───── Dataset content ─────

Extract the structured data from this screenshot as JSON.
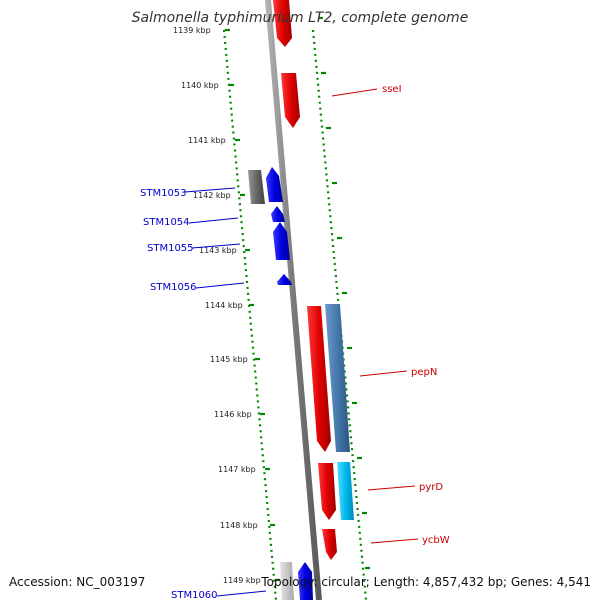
{
  "title": "Salmonella typhimurium LT2, complete genome",
  "footer": {
    "accession": "Accession: NC_003197",
    "summary": "Topology: circular; Length: 4,857,432 bp; Genes: 4,541"
  },
  "ticks": [
    "1139 kbp",
    "1140 kbp",
    "1141 kbp",
    "1142 kbp",
    "1143 kbp",
    "1144 kbp",
    "1145 kbp",
    "1146 kbp",
    "1147 kbp",
    "1148 kbp",
    "1149 kbp"
  ],
  "genes": [
    {
      "label": "sseI",
      "strand": "right",
      "color": "#ff0000"
    },
    {
      "label": "",
      "strand": "right",
      "color": "#ff0000"
    },
    {
      "label": "STM1053",
      "strand": "left",
      "color": "#666666"
    },
    {
      "label": "",
      "strand": "left",
      "color": "#0000ff"
    },
    {
      "label": "STM1054",
      "strand": "left",
      "color": "#0000ff"
    },
    {
      "label": "STM1055",
      "strand": "left",
      "color": "#0000ff"
    },
    {
      "label": "STM1056",
      "strand": "left",
      "color": "#0000ff"
    },
    {
      "label": "pepN",
      "strand": "right",
      "color": "#ff0000"
    },
    {
      "label": "",
      "strand": "right",
      "color": "#4477aa"
    },
    {
      "label": "pyrD",
      "strand": "right",
      "color": "#ff0000"
    },
    {
      "label": "",
      "strand": "right",
      "color": "#00bbee"
    },
    {
      "label": "ycbW",
      "strand": "right",
      "color": "#ff0000"
    },
    {
      "label": "STM1060",
      "strand": "left",
      "color": "#0000ff"
    },
    {
      "label": "",
      "strand": "left",
      "color": "#bbbbbb"
    }
  ],
  "colors": {
    "backbone": "#808080",
    "dots": "#008800",
    "forward": "#ff0000",
    "reverse": "#0000ff"
  }
}
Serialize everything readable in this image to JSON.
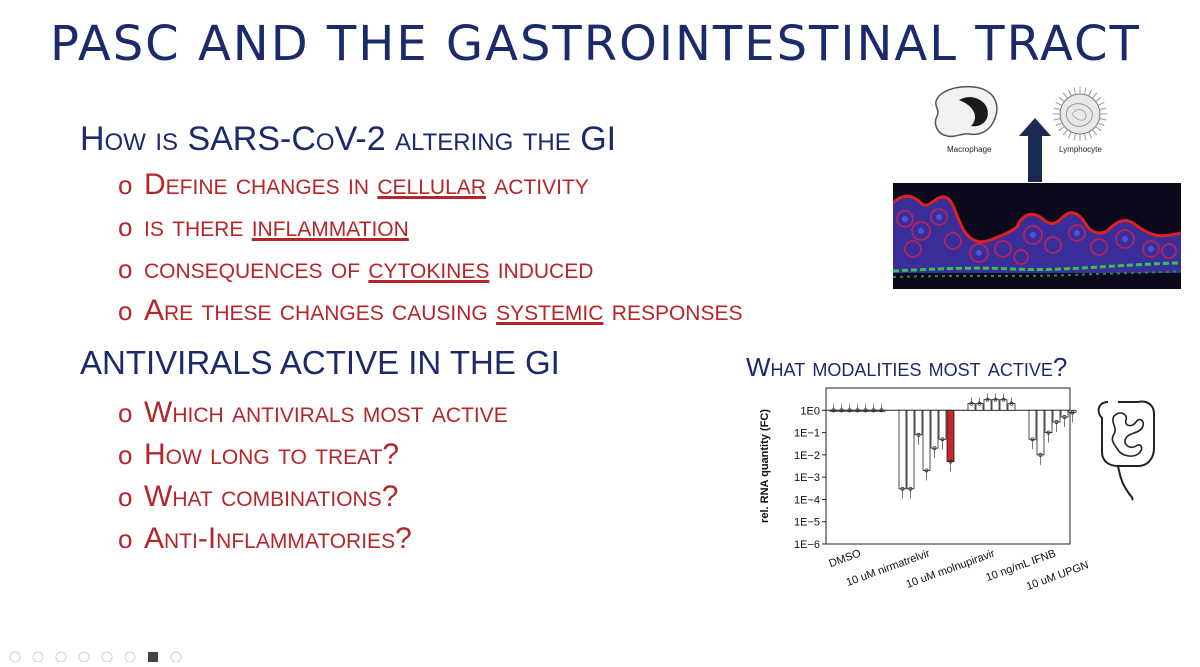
{
  "slide": {
    "title": "PASC AND THE GASTROINTESTINAL TRACT",
    "section1": {
      "heading": "How is SARS-CoV-2 altering the GI",
      "bullets": [
        {
          "pre": "Define changes in ",
          "u": "cellular",
          "post": " activity"
        },
        {
          "pre": "is there ",
          "u": "inflammation",
          "post": ""
        },
        {
          "pre": "consequences of ",
          "u": "cytokines",
          "post": " induced"
        },
        {
          "pre": "Are these changes causing ",
          "u": "systemic",
          "post": " responses"
        }
      ]
    },
    "section2": {
      "heading": "ANTIVIRALS ACTIVE IN THE GI",
      "bullets": [
        "Which antivirals most active",
        "How long to treat?",
        "What combinations?",
        "Anti-Inflammatories?"
      ]
    },
    "bullet_marker": "o",
    "figure": {
      "macrophage_label": "Macrophage",
      "lymphocyte_label": "Lymphocyte",
      "chart_heading": "What modalities most active?"
    }
  },
  "colors": {
    "title_navy": "#1b2a6b",
    "bullet_red": "#b5262a",
    "bar_red": "#c0282d",
    "bar_blue": "#2e6da4",
    "arrow_navy": "#1b2a55"
  },
  "chart_data": {
    "type": "bar",
    "ylabel": "rel. RNA quantity (FC)",
    "yscale": "log",
    "ylim": [
      1e-06,
      10
    ],
    "yticks": [
      "1E−6",
      "1E−5",
      "1E−4",
      "1E−3",
      "1E−2",
      "1E−1",
      "1E0"
    ],
    "xlabels": [
      "DMSO",
      "10 uM nirmatrelvir",
      "10 uM molnupiravir",
      "10 ng/mL IFNB",
      "10 uM UPGNUC670"
    ],
    "groups": [
      {
        "name": "DMSO",
        "values": [
          1,
          1,
          1,
          1,
          1,
          1,
          1
        ],
        "colors": [
          "w",
          "w",
          "w",
          "w",
          "w",
          "w",
          "w"
        ]
      },
      {
        "name": "10 uM nirmatrelvir",
        "values": [
          0.0003,
          0.0003,
          0.08,
          0.002,
          0.02,
          0.05,
          0.005
        ],
        "colors": [
          "w",
          "w",
          "w",
          "w",
          "w",
          "w",
          "red"
        ]
      },
      {
        "name": "10 uM molnupiravir",
        "values": [
          2,
          2,
          3,
          3,
          3,
          2
        ],
        "colors": [
          "w",
          "w",
          "w",
          "w",
          "w",
          "w"
        ]
      },
      {
        "name": "10 ng/mL IFNB",
        "values": [
          0.05,
          0.01,
          0.1,
          0.3,
          0.5,
          0.8
        ],
        "colors": [
          "w",
          "w",
          "w",
          "w",
          "w",
          "w"
        ]
      },
      {
        "name": "10 uM UPGNUC670",
        "values": [
          0.0003,
          3e-05,
          0.0001,
          0.0003,
          8e-05,
          0.001,
          0.0001
        ],
        "colors": [
          "w",
          "w",
          "w",
          "w",
          "w",
          "w",
          "blue"
        ]
      }
    ]
  }
}
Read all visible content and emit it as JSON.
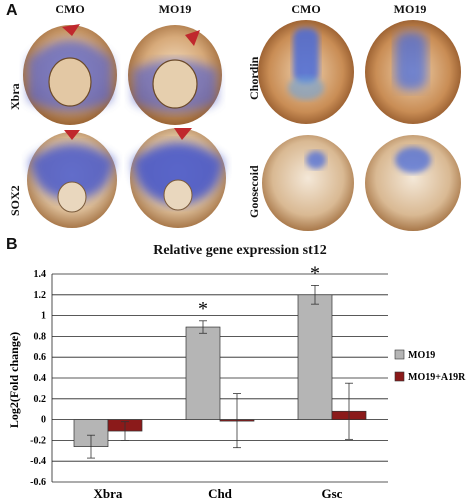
{
  "figure": {
    "panel_a": {
      "letter": "A",
      "columns": [
        "CMO",
        "MO19",
        "CMO",
        "MO19"
      ],
      "rows_left": [
        "Xbra",
        "SOX2"
      ],
      "rows_right": [
        "Chordin",
        "Goosecoid"
      ]
    },
    "panel_b": {
      "letter": "B"
    }
  },
  "chart_data": {
    "type": "bar",
    "title": "Relative gene expression st12",
    "xlabel": "",
    "ylabel": "Log2(Fold change)",
    "categories": [
      "Xbra",
      "Chd",
      "Gsc"
    ],
    "ylim": [
      -0.6,
      1.4
    ],
    "yticks": [
      "1.4",
      "1.2",
      "1",
      "0.8",
      "0.6",
      "0.4",
      "0.2",
      "0",
      "-0.2",
      "-0.4",
      "-0.6"
    ],
    "series": [
      {
        "name": "MO19",
        "color": "#b5b5b5",
        "values": [
          -0.26,
          0.89,
          1.2
        ],
        "errors": [
          0.11,
          0.06,
          0.09
        ]
      },
      {
        "name": "MO19+A19R",
        "color": "#8b1a1a",
        "values": [
          -0.11,
          -0.01,
          0.08
        ],
        "errors": [
          0.09,
          0.26,
          0.27
        ]
      }
    ],
    "annotations": [
      "*",
      "*"
    ],
    "grid": true,
    "legend_position": "right"
  },
  "colors": {
    "embryo_brown": "#b07840",
    "stain_blue": "#4a58c8",
    "arrow_red": "#c0282d"
  }
}
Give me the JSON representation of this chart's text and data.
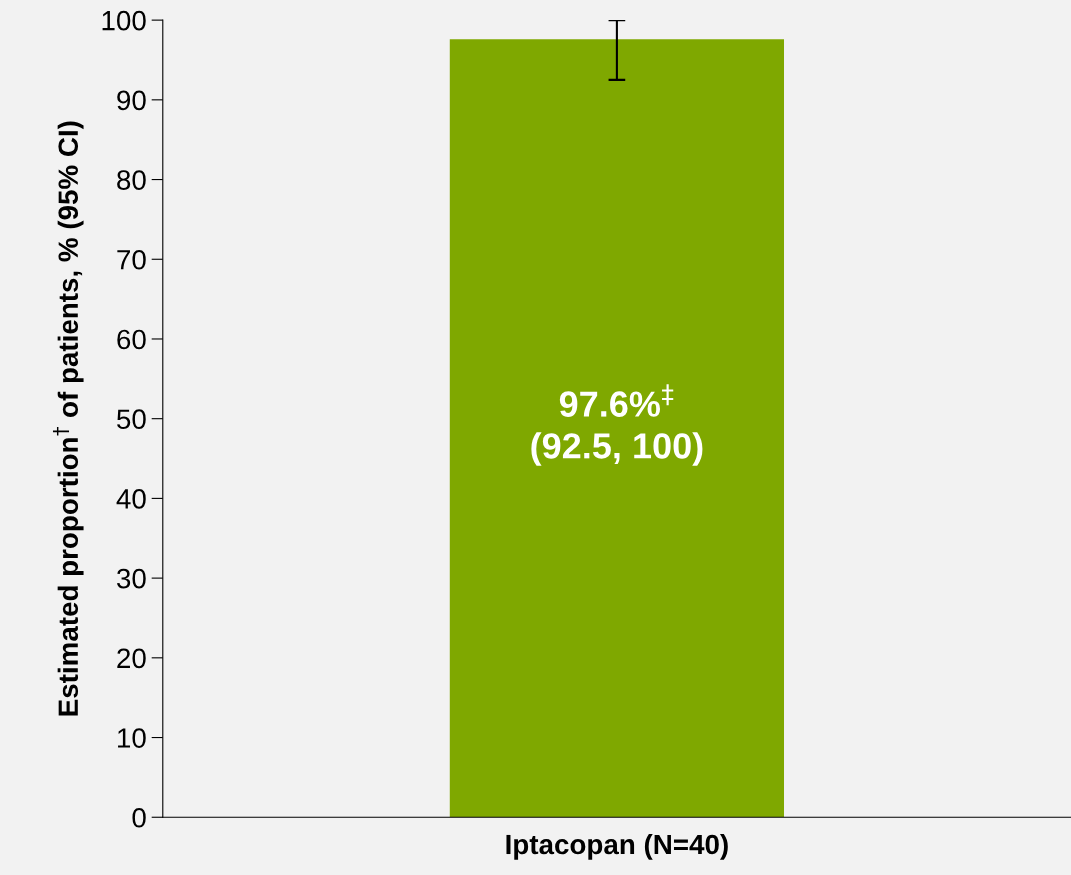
{
  "chart_data": {
    "type": "bar",
    "ylabel": "Estimated proportion$^{†}$ of patients, % (95% CI)",
    "categories": [
      "Iptacopan (N=40)"
    ],
    "series": [
      {
        "color": "#7fa800",
        "values": [
          97.6
        ],
        "errors": [
          [
            92.5,
            100
          ]
        ],
        "value_labels": [
          "97.6%$^{‡}$\n(92.5, 100)"
        ]
      }
    ],
    "ylim": [
      0,
      100
    ],
    "yticks": [
      0,
      10,
      20,
      30,
      40,
      50,
      60,
      70,
      80,
      90,
      100
    ],
    "grid": false,
    "legend": false
  }
}
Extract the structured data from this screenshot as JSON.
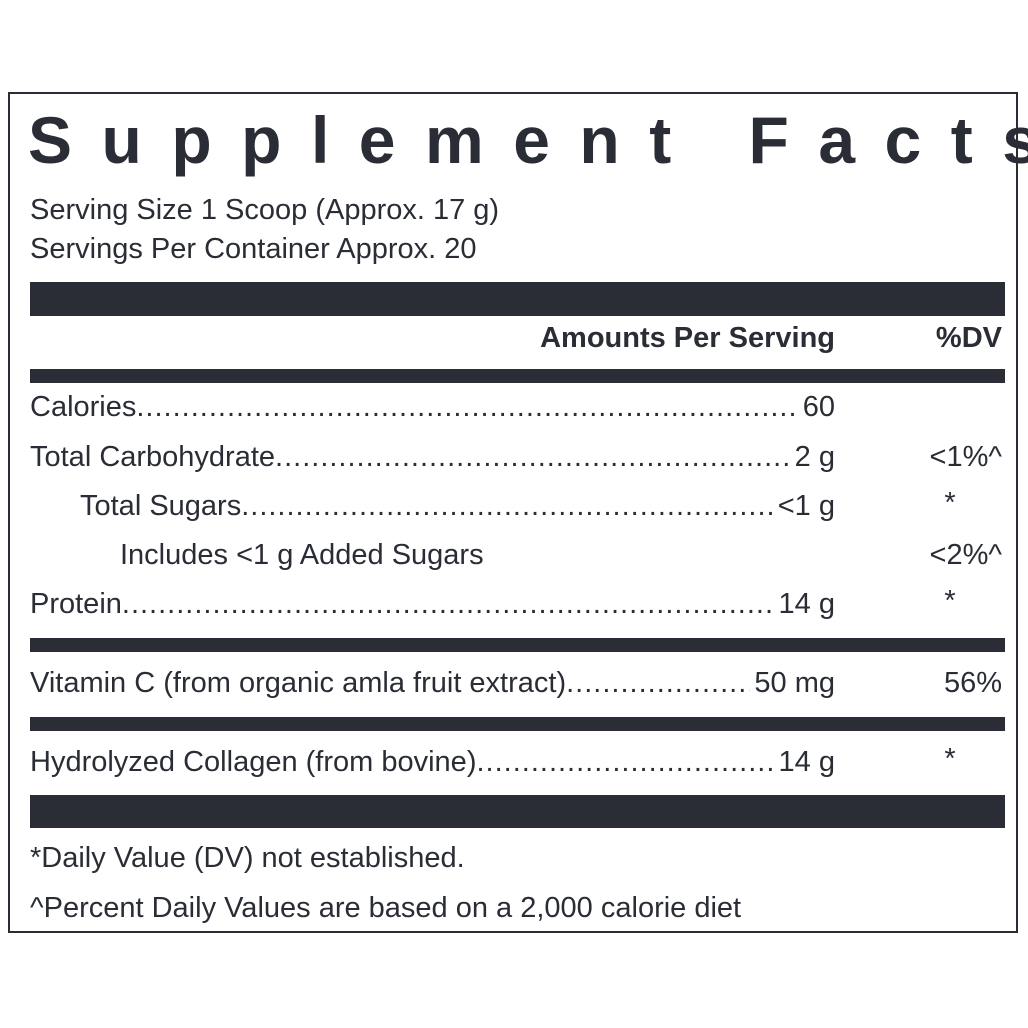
{
  "title": "Supplement Facts",
  "serving_size": "Serving Size 1 Scoop (Approx. 17 g)",
  "servings_per_container": "Servings Per Container Approx. 20",
  "header": {
    "amounts": "Amounts Per Serving",
    "dv": "%DV"
  },
  "rows": [
    {
      "label": "Calories ",
      "value": "60",
      "dv": ""
    },
    {
      "label": "Total Carbohydrate ",
      "value": "2 g",
      "dv": "<1%^"
    },
    {
      "label": "Total Sugars",
      "value": "<1 g",
      "dv": "*"
    },
    {
      "label": "Includes <1 g Added Sugars",
      "value": "",
      "dv": "<2%^"
    },
    {
      "label": "Protein",
      "value": "14 g",
      "dv": "*"
    },
    {
      "label": "Vitamin C (from organic amla fruit extract)",
      "value": "50 mg",
      "dv": "56%"
    },
    {
      "label": "Hydrolyzed Collagen (from bovine) ",
      "value": "14 g",
      "dv": "*"
    }
  ],
  "footnotes": [
    "*Daily Value (DV) not established.",
    "^Percent Daily Values are based on a 2,000 calorie diet"
  ],
  "colors": {
    "ink": "#2a2d35"
  }
}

─────

Your answer should be only the number of lines in the records that hold the word "most".

2